_Exercise prompt_
Your answer should be a single number: the count of lines containing the string "Concelho".

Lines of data

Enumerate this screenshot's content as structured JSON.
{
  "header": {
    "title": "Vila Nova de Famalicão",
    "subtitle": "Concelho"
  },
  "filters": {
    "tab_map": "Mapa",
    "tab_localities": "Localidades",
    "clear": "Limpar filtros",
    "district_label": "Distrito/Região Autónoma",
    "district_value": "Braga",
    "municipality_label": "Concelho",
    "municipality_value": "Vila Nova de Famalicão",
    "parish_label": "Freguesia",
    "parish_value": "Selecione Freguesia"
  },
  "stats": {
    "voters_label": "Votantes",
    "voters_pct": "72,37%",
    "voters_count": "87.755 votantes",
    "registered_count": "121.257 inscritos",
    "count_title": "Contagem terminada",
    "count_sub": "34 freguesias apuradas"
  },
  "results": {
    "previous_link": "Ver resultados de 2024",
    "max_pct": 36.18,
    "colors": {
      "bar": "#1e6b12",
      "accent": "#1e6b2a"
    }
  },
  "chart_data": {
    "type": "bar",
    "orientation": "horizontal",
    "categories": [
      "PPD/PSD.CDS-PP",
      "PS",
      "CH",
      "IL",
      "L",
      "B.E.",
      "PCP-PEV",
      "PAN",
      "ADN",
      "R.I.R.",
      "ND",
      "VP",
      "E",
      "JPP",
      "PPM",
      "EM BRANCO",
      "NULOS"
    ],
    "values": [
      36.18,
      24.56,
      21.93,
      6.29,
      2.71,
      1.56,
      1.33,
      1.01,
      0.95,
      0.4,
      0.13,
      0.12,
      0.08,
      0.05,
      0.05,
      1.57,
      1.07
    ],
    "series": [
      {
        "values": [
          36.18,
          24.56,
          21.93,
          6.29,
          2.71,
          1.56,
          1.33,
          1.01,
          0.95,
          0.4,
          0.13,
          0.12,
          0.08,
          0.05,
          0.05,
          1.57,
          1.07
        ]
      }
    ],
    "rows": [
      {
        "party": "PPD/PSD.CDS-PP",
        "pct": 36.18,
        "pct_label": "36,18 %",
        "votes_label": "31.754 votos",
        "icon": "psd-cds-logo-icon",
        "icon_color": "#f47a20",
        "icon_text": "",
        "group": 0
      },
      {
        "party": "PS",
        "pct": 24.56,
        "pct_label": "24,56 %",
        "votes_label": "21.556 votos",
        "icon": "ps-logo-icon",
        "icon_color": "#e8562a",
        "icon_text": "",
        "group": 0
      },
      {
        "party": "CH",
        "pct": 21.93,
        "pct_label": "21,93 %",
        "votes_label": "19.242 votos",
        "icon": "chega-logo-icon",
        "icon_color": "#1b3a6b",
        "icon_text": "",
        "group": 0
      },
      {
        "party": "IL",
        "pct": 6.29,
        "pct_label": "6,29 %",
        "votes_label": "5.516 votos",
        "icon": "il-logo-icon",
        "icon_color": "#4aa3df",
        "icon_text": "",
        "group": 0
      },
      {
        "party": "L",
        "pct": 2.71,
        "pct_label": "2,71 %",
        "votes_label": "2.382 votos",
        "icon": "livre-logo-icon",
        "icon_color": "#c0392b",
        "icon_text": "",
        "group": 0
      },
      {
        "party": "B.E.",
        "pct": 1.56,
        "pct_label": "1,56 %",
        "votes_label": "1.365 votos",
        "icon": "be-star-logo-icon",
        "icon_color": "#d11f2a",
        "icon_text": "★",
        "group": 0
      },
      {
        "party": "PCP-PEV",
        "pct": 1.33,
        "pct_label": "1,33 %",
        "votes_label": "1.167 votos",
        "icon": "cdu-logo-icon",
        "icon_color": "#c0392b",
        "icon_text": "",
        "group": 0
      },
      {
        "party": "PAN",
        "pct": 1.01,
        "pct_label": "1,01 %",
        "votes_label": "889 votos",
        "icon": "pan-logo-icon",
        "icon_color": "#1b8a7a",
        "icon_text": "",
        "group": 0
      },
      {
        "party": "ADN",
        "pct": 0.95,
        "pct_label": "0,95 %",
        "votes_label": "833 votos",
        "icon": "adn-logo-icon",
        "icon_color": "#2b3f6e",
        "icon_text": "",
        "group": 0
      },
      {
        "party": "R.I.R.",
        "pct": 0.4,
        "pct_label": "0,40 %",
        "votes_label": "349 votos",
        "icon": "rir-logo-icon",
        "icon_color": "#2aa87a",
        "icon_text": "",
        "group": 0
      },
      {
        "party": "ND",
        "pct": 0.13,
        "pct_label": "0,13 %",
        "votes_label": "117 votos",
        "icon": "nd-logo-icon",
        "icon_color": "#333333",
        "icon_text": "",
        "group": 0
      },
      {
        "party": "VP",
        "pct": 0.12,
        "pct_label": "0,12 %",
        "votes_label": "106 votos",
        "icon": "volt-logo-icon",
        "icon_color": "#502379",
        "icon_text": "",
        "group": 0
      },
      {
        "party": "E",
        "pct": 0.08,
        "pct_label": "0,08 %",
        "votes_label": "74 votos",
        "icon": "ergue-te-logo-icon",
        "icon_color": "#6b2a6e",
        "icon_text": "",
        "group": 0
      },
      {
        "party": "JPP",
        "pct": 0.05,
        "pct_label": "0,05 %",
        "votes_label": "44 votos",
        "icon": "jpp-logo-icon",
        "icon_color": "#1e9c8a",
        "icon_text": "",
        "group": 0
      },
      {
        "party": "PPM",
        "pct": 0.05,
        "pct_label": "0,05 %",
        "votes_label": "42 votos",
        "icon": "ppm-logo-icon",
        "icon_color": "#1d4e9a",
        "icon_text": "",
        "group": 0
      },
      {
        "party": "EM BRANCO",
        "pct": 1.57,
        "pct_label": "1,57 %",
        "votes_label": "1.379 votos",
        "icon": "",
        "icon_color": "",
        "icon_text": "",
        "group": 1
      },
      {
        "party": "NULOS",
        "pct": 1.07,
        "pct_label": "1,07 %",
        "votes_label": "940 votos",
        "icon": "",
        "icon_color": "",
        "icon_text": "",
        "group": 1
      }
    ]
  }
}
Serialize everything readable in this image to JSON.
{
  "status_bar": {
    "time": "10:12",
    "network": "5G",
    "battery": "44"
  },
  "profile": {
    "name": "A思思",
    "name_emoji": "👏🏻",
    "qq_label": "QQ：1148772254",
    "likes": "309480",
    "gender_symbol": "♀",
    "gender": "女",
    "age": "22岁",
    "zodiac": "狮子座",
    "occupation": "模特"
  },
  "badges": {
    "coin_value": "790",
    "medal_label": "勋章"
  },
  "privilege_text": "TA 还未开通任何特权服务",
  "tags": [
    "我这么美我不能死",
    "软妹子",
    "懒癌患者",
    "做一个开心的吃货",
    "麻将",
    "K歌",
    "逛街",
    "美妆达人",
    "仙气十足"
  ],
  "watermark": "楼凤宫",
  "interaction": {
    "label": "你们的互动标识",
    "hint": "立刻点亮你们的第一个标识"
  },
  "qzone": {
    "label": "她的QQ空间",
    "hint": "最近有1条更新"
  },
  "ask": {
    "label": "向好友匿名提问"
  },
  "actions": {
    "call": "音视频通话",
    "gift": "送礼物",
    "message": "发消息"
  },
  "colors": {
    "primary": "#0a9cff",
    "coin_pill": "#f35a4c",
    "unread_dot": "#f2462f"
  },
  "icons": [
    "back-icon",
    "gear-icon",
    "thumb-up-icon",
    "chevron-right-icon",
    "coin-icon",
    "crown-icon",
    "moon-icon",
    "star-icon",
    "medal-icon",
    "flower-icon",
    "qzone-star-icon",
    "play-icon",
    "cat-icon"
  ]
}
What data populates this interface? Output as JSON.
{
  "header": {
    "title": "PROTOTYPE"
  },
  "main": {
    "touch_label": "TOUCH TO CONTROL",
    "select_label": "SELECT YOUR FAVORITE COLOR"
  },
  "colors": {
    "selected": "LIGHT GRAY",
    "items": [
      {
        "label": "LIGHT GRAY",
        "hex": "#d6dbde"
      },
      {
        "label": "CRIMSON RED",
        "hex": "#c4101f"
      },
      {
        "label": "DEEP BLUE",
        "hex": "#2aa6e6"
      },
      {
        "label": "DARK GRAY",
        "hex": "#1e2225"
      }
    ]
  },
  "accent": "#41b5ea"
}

_Task answer_
2